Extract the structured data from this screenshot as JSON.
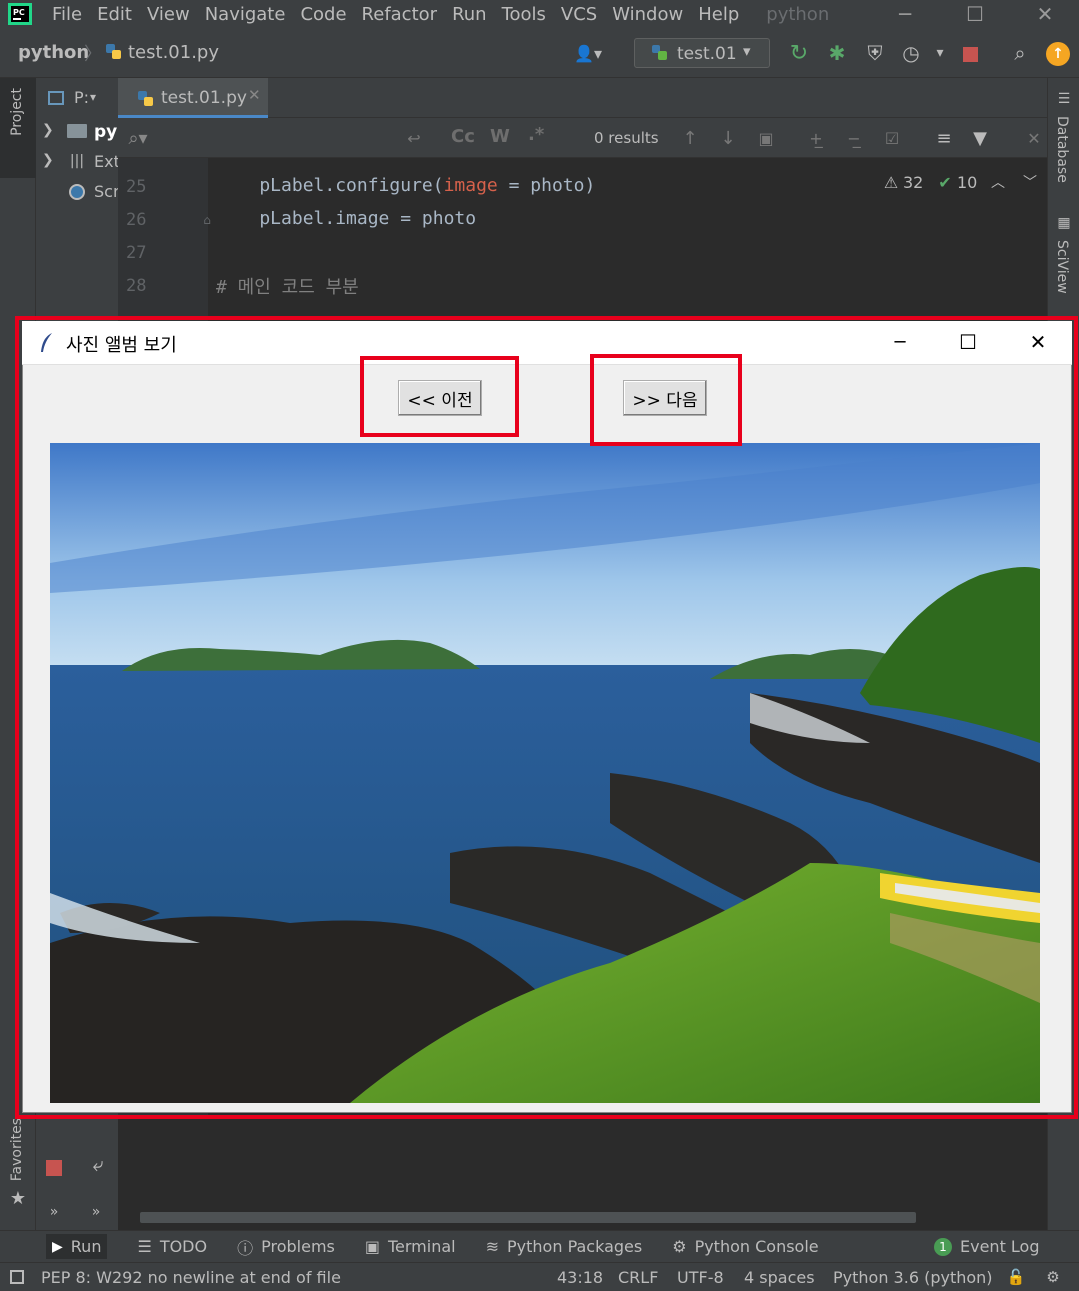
{
  "menu": {
    "items": [
      "File",
      "Edit",
      "View",
      "Navigate",
      "Code",
      "Refactor",
      "Run",
      "Tools",
      "VCS",
      "Window",
      "Help"
    ],
    "project_name": "python"
  },
  "nav": {
    "breadcrumb_project": "python",
    "breadcrumb_file": "test.01.py",
    "run_config": "test.01"
  },
  "project_panel": {
    "header": "P:",
    "items": [
      "py",
      "Ext",
      "Scr"
    ]
  },
  "editor": {
    "tab_label": "test.01.py",
    "find": {
      "case_label": "Cc",
      "word_label": "W",
      "regex_label": ".*",
      "results": "0 results"
    },
    "inspections": {
      "warnings": "32",
      "weak_warnings": "10"
    },
    "line_numbers": [
      "25",
      "26",
      "27",
      "28"
    ],
    "lines": [
      {
        "pre": "    pLabel.configure(",
        "kw": "image",
        "mid": " = ",
        "post": "photo)"
      },
      {
        "text": "    pLabel.image = photo"
      },
      {
        "text": ""
      },
      {
        "comment": "# 메인 코드 부분"
      }
    ]
  },
  "tk_window": {
    "title": "사진 앨범 보기",
    "prev_button": "<< 이전",
    "next_button": ">> 다음",
    "photo_desc": "coastal landscape"
  },
  "left_strip": {
    "project": "Project",
    "favorites": "Favorites"
  },
  "right_strip": {
    "database": "Database",
    "sciview": "SciView"
  },
  "tool_windows": {
    "run": "Run",
    "todo": "TODO",
    "problems": "Problems",
    "terminal": "Terminal",
    "packages": "Python Packages",
    "console": "Python Console",
    "event_log_count": "1",
    "event_log": "Event Log"
  },
  "status": {
    "message": "PEP 8: W292 no newline at end of file",
    "position": "43:18",
    "line_sep": "CRLF",
    "encoding": "UTF-8",
    "indent": "4 spaces",
    "interpreter": "Python 3.6 (python)"
  },
  "colors": {
    "accent_red": "#e8001c",
    "keyword_orange": "#cc7832",
    "param_red": "#d5614b",
    "comment": "#808080"
  }
}
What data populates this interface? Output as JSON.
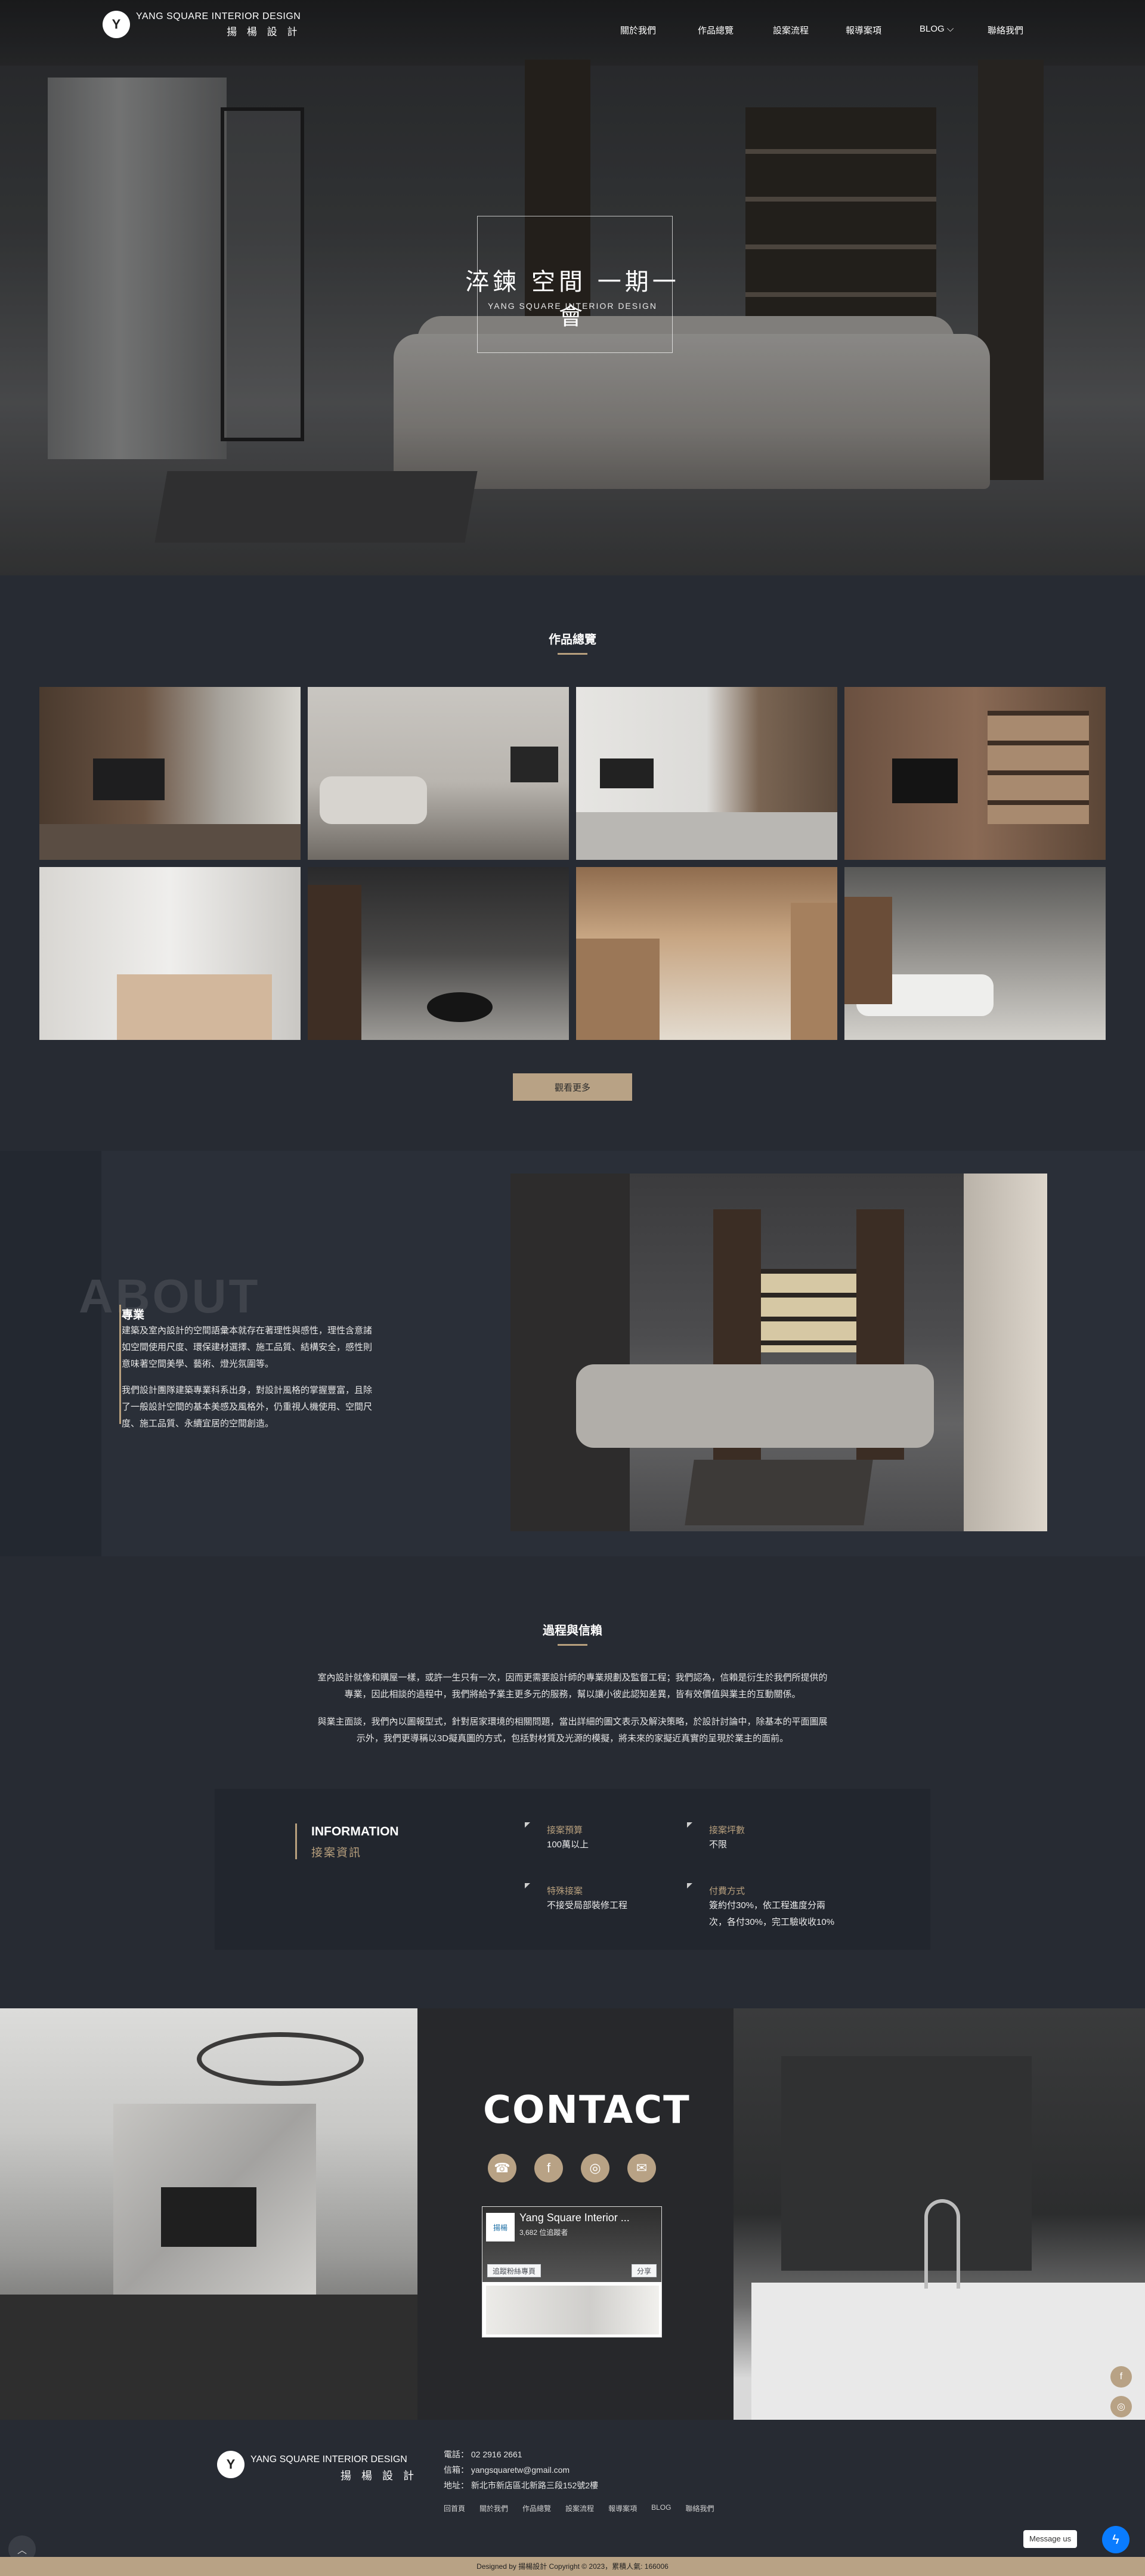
{
  "brand": {
    "en": "YANG SQUARE INTERIOR DESIGN",
    "zh": "揚 楊 設 計",
    "mark": "Y"
  },
  "nav": {
    "items": [
      "關於我們",
      "作品總覽",
      "設案流程",
      "報導案項",
      "BLOG",
      "聯絡我們"
    ],
    "blog_caret": "⌵"
  },
  "hero": {
    "title": "淬鍊 空間  一期一會",
    "subtitle": "YANG SQUARE   INTERIOR DESIGN"
  },
  "works": {
    "title": "作品總覽",
    "more_label": "觀看更多"
  },
  "about": {
    "bg_word": "ABOUT",
    "heading": "專業",
    "p1": [
      "建築及室內設計的空間語彙本就存在著理性與感性，理性含意諸",
      "如空間使用尺度、環保建材選擇、施工品質、結構安全，感性則",
      "意味著空間美學、藝術、燈光氛圍等。"
    ],
    "p2": [
      "我們設計團隊建築專業科系出身，對設計風格的掌握豐富，且除",
      "了一般設計空間的基本美感及風格外，仍重視人機使用、空間尺",
      "度、施工品質、永續宜居的空間創造。"
    ]
  },
  "process": {
    "title": "過程與信賴",
    "p1": [
      "室內設計就像和購屋一樣，或許一生只有一次，因而更需要設計師的專業規劃及監督工程；我們認為，信賴是衍生於我們所提供的",
      "專業，因此相談的過程中，我們將給予業主更多元的服務，幫以讓小彼此認知差異，皆有效價值與業主的互動關係。"
    ],
    "p2": [
      "與業主面談，我們內以圖報型式，針對居家環境的相關問題，當出詳細的圖文表示及解決策略，於設計討論中，除基本的平面圖展",
      "示外，我們更導稱以3D擬真圖的方式，包括對材質及光源的模擬，將未來的家擬近真實的呈現於業主的面前。"
    ]
  },
  "info": {
    "h1": "INFORMATION",
    "h2": "接案資訊",
    "items": [
      {
        "label": "接案預算",
        "value": [
          "100萬以上"
        ]
      },
      {
        "label": "接案坪數",
        "value": [
          "不限"
        ]
      },
      {
        "label": "特殊接案",
        "value": [
          "不接受局部裝修工程"
        ]
      },
      {
        "label": "付費方式",
        "value": [
          "簽約付30%，依工程進度分兩",
          "次，各付30%，完工驗收收10%"
        ]
      }
    ]
  },
  "contact": {
    "title": "CONTACT",
    "icons": [
      "☎",
      "f",
      "◎",
      "✉"
    ],
    "fb": {
      "name": "Yang Square Interior ...",
      "fans": "3,682 位追蹤者",
      "logo": "揚楊",
      "like": "追蹤粉絲專頁",
      "share": "分享"
    }
  },
  "side_icons": [
    "f",
    "◎",
    "☎",
    "✉"
  ],
  "footer": {
    "phone": "電話：  02 2916 2661",
    "email": "信箱：  yangsquaretw@gmail.com",
    "addr": "地址：  新北市新店區北新路三段152號2樓",
    "links": [
      "回首頁",
      "關於我們",
      "作品總覽",
      "設案流程",
      "報導案項",
      "BLOG",
      "聯絡我們"
    ],
    "copyright": "Designed by 揚楊設計 Copyright © 2023，累積人氣: 166006",
    "messenger": "Message us",
    "messenger_icon": "ϟ",
    "top_icon": "︿"
  }
}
==*==
# What is expected:
Give an exact reproduction of every line, leaving out any picture.

# The solution:
Extract the structured data from this screenshot as JSON.
{
  "menu": {
    "items": [
      "File",
      "Edit",
      "View",
      "Navigate",
      "Code",
      "Refactor",
      "Run",
      "Tools",
      "VCS",
      "Window",
      "Help"
    ],
    "project_name": "python"
  },
  "nav": {
    "breadcrumb_project": "python",
    "breadcrumb_file": "test.01.py",
    "run_config": "test.01"
  },
  "project_panel": {
    "header": "P:",
    "items": [
      "py",
      "Ext",
      "Scr"
    ]
  },
  "editor": {
    "tab_label": "test.01.py",
    "find": {
      "case_label": "Cc",
      "word_label": "W",
      "regex_label": ".*",
      "results": "0 results"
    },
    "inspections": {
      "warnings": "32",
      "weak_warnings": "10"
    },
    "line_numbers": [
      "25",
      "26",
      "27",
      "28"
    ],
    "lines": [
      {
        "pre": "    pLabel.configure(",
        "kw": "image",
        "mid": " = ",
        "post": "photo)"
      },
      {
        "text": "    pLabel.image = photo"
      },
      {
        "text": ""
      },
      {
        "comment": "# 메인 코드 부분"
      }
    ]
  },
  "tk_window": {
    "title": "사진 앨범 보기",
    "prev_button": "<< 이전",
    "next_button": ">> 다음",
    "photo_desc": "coastal landscape"
  },
  "left_strip": {
    "project": "Project",
    "favorites": "Favorites"
  },
  "right_strip": {
    "database": "Database",
    "sciview": "SciView"
  },
  "tool_windows": {
    "run": "Run",
    "todo": "TODO",
    "problems": "Problems",
    "terminal": "Terminal",
    "packages": "Python Packages",
    "console": "Python Console",
    "event_log_count": "1",
    "event_log": "Event Log"
  },
  "status": {
    "message": "PEP 8: W292 no newline at end of file",
    "position": "43:18",
    "line_sep": "CRLF",
    "encoding": "UTF-8",
    "indent": "4 spaces",
    "interpreter": "Python 3.6 (python)"
  },
  "colors": {
    "accent_red": "#e8001c",
    "keyword_orange": "#cc7832",
    "param_red": "#d5614b",
    "comment": "#808080"
  }
}
What data populates this interface? Output as JSON.
{
  "brand": {
    "en": "YANG SQUARE INTERIOR DESIGN",
    "zh": "揚 楊 設 計",
    "mark": "Y"
  },
  "nav": {
    "items": [
      "關於我們",
      "作品總覽",
      "設案流程",
      "報導案項",
      "BLOG",
      "聯絡我們"
    ],
    "blog_caret": "⌵"
  },
  "hero": {
    "title": "淬鍊 空間  一期一會",
    "subtitle": "YANG SQUARE   INTERIOR DESIGN"
  },
  "works": {
    "title": "作品總覽",
    "more_label": "觀看更多"
  },
  "about": {
    "bg_word": "ABOUT",
    "heading": "專業",
    "p1": [
      "建築及室內設計的空間語彙本就存在著理性與感性，理性含意諸",
      "如空間使用尺度、環保建材選擇、施工品質、結構安全，感性則",
      "意味著空間美學、藝術、燈光氛圍等。"
    ],
    "p2": [
      "我們設計團隊建築專業科系出身，對設計風格的掌握豐富，且除",
      "了一般設計空間的基本美感及風格外，仍重視人機使用、空間尺",
      "度、施工品質、永續宜居的空間創造。"
    ]
  },
  "process": {
    "title": "過程與信賴",
    "p1": [
      "室內設計就像和購屋一樣，或許一生只有一次，因而更需要設計師的專業規劃及監督工程；我們認為，信賴是衍生於我們所提供的",
      "專業，因此相談的過程中，我們將給予業主更多元的服務，幫以讓小彼此認知差異，皆有效價值與業主的互動關係。"
    ],
    "p2": [
      "與業主面談，我們內以圖報型式，針對居家環境的相關問題，當出詳細的圖文表示及解決策略，於設計討論中，除基本的平面圖展",
      "示外，我們更導稱以3D擬真圖的方式，包括對材質及光源的模擬，將未來的家擬近真實的呈現於業主的面前。"
    ]
  },
  "info": {
    "h1": "INFORMATION",
    "h2": "接案資訊",
    "items": [
      {
        "label": "接案預算",
        "value": [
          "100萬以上"
        ]
      },
      {
        "label": "接案坪數",
        "value": [
          "不限"
        ]
      },
      {
        "label": "特殊接案",
        "value": [
          "不接受局部裝修工程"
        ]
      },
      {
        "label": "付費方式",
        "value": [
          "簽約付30%，依工程進度分兩",
          "次，各付30%，完工驗收收10%"
        ]
      }
    ]
  },
  "contact": {
    "title": "CONTACT",
    "icons": [
      "☎",
      "f",
      "◎",
      "✉"
    ],
    "fb": {
      "name": "Yang Square Interior ...",
      "fans": "3,682 位追蹤者",
      "logo": "揚楊",
      "like": "追蹤粉絲專頁",
      "share": "分享"
    }
  },
  "side_icons": [
    "f",
    "◎",
    "☎",
    "✉"
  ],
  "footer": {
    "phone": "電話：  02 2916 2661",
    "email": "信箱：  yangsquaretw@gmail.com",
    "addr": "地址：  新北市新店區北新路三段152號2樓",
    "links": [
      "回首頁",
      "關於我們",
      "作品總覽",
      "設案流程",
      "報導案項",
      "BLOG",
      "聯絡我們"
    ],
    "copyright": "Designed by 揚楊設計 Copyright © 2023，累積人氣: 166006",
    "messenger": "Message us",
    "messenger_icon": "ϟ",
    "top_icon": "︿"
  }
}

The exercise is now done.